WHAT IS REQUIRED | Report every line in the listing below where the string "الأثر" shows up.

[Saved entries]

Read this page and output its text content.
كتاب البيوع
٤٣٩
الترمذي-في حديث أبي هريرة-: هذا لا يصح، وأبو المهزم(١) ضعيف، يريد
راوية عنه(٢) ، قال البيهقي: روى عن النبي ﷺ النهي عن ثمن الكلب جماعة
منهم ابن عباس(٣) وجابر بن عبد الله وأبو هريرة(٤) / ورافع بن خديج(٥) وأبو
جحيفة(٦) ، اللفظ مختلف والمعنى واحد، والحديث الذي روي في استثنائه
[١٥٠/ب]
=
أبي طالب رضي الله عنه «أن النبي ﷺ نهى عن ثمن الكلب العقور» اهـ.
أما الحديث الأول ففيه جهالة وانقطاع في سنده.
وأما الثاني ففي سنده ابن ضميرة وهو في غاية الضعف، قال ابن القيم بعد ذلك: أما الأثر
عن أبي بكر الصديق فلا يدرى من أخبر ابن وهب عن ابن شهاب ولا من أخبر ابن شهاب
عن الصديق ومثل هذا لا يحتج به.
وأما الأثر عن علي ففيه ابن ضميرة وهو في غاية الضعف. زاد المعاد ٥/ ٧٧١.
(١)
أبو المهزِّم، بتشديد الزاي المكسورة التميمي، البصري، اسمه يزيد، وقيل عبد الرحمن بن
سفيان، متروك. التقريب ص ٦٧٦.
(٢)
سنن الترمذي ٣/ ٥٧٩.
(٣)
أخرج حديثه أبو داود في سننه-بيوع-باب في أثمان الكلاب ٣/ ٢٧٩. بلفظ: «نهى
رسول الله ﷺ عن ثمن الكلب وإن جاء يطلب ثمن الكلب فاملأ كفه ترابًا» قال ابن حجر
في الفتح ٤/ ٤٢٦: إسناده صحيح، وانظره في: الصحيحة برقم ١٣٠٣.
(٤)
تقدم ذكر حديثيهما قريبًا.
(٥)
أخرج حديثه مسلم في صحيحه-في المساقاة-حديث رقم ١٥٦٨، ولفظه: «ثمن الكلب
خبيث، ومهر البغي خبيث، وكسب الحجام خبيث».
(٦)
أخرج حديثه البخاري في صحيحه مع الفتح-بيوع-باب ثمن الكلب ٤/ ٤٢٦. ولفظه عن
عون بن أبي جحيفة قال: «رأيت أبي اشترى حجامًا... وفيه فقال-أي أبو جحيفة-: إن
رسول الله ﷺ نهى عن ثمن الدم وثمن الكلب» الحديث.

REPLY TO THE EXERCISE |
وأما الثاني ففي سنده ابن ضميرة وهو في غاية الضعف، قال ابن القيم بعد ذلك: أما الأثر
وأما الأثر عن علي ففيه ابن ضميرة وهو في غاية الضعف. زاد المعاد ٥/ ٧٧١.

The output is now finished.